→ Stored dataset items
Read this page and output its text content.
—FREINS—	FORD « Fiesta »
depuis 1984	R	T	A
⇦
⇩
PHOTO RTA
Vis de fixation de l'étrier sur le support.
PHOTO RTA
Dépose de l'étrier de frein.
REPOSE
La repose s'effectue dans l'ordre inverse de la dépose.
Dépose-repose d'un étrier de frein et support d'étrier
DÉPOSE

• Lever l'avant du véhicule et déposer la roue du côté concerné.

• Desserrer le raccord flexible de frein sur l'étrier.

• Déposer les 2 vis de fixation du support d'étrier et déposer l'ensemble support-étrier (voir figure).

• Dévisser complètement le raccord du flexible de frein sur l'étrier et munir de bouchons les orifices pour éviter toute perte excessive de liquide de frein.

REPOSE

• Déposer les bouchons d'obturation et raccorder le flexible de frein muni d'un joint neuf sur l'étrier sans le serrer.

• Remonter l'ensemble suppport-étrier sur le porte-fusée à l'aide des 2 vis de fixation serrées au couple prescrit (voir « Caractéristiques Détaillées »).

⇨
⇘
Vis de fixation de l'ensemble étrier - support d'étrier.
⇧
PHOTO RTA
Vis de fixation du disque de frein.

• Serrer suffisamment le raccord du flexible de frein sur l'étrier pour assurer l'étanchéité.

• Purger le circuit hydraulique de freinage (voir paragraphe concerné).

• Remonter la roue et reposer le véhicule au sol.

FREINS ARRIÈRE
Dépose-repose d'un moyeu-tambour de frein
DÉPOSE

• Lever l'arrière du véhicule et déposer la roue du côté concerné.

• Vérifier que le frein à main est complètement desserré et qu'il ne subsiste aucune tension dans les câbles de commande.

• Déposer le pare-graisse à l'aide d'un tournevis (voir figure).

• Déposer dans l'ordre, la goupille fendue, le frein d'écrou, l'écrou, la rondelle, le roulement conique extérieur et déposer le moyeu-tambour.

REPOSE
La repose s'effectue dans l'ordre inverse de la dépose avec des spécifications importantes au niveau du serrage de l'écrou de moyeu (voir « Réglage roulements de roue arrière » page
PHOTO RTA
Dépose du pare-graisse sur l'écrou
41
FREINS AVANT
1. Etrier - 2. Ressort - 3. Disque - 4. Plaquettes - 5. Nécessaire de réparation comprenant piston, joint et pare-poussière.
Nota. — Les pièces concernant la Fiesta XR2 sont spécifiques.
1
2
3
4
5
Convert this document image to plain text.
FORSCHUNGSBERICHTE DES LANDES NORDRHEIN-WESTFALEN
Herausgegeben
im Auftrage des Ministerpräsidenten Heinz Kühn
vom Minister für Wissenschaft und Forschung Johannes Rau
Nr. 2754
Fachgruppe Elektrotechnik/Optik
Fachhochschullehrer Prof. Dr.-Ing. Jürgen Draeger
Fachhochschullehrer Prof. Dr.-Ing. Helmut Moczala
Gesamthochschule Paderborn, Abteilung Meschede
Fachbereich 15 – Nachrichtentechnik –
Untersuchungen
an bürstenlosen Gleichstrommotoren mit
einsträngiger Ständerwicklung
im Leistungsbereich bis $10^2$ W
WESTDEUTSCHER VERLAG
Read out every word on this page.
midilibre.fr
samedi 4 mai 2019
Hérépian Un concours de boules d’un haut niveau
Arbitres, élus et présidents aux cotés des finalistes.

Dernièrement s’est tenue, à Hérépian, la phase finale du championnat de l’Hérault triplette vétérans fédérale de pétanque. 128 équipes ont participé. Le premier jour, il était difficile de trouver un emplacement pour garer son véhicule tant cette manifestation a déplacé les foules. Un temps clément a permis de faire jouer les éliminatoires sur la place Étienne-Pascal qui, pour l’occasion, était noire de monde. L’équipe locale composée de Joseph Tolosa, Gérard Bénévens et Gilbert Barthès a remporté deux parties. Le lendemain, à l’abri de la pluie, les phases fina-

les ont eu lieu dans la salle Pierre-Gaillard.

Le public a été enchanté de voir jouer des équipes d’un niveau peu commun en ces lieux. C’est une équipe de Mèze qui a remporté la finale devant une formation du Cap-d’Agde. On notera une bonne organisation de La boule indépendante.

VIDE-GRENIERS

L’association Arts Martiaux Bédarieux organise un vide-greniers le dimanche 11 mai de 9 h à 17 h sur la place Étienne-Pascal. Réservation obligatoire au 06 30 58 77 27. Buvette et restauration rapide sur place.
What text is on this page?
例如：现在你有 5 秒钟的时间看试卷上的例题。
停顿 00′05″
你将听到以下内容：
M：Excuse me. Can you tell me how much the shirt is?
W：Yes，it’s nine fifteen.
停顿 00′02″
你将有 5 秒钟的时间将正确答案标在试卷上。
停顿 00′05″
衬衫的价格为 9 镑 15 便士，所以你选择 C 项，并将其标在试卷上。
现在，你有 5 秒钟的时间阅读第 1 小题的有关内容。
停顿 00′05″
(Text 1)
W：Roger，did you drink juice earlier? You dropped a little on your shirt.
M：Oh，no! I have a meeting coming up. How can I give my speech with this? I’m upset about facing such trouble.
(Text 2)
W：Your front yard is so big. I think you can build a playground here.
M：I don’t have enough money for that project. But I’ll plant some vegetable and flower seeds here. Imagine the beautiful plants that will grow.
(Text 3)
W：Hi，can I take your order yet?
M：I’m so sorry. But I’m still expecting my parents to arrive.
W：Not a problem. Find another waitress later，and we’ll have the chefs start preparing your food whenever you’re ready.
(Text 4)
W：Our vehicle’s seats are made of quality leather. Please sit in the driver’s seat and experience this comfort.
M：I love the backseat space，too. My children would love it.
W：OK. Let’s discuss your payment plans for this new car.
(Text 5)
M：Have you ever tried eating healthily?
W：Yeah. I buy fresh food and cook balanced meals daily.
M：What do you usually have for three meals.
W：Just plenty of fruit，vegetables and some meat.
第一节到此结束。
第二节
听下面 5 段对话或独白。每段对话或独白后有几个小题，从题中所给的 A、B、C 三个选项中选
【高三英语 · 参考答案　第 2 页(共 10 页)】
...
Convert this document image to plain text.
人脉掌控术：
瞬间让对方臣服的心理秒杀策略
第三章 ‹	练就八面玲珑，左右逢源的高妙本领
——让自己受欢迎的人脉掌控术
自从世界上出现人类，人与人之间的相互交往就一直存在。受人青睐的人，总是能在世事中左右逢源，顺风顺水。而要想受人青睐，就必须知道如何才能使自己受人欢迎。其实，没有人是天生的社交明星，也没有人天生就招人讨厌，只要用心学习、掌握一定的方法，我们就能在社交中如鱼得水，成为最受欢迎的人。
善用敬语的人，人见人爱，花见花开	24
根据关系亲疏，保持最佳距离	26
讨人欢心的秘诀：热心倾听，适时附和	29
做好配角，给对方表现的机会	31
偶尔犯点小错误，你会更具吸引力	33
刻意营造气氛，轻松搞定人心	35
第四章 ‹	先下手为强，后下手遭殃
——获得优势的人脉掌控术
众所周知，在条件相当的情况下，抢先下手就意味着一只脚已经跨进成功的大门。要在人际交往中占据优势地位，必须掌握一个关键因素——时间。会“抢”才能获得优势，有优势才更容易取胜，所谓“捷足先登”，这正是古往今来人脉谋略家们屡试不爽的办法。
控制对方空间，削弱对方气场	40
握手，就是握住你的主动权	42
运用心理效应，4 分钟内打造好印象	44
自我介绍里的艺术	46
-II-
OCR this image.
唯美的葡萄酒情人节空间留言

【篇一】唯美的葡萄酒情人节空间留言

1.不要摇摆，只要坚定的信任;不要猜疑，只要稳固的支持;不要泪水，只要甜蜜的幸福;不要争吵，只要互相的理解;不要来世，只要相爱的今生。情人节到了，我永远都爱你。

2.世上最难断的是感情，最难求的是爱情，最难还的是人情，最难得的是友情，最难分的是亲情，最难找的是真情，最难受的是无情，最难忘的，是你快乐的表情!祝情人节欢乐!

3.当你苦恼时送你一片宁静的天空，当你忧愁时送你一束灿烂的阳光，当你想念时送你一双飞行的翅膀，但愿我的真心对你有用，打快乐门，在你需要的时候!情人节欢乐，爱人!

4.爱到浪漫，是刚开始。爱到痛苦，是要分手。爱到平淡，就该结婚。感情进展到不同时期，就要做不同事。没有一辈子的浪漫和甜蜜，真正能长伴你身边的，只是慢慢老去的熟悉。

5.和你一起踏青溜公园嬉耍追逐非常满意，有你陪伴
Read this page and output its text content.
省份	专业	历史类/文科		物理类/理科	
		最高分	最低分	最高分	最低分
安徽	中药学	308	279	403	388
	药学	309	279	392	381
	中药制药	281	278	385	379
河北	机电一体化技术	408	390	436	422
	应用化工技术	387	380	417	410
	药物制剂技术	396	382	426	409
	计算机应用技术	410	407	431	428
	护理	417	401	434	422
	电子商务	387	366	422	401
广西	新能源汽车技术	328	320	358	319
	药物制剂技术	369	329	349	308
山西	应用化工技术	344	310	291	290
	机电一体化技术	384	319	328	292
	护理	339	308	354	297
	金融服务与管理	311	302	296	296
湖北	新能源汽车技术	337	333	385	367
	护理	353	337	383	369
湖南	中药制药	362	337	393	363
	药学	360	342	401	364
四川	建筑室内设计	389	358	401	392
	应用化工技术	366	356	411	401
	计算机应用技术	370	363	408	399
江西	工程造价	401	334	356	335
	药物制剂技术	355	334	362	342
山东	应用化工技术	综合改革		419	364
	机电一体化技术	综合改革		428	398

→ PROBLEM TO WORK ON
Find the word "this" in the records and pull out each line that has it.

→ REPLY TO THE EXERCISE
Read this page and output its text content.
Convert this document image to plain text.
Read out every word on this page.
What text is on this page?
M：Oh，no! I have a meeting coming up. How can I give my speech with this? I’m upset about facing such trouble.
W：Our vehicle’s seats are made of quality leather. Please sit in the driver’s seat and experience this comfort.
W：OK. Let’s discuss your payment plans for this new car.
Convert this document image to plain text.
OCR this image.
Read this page and output its text content.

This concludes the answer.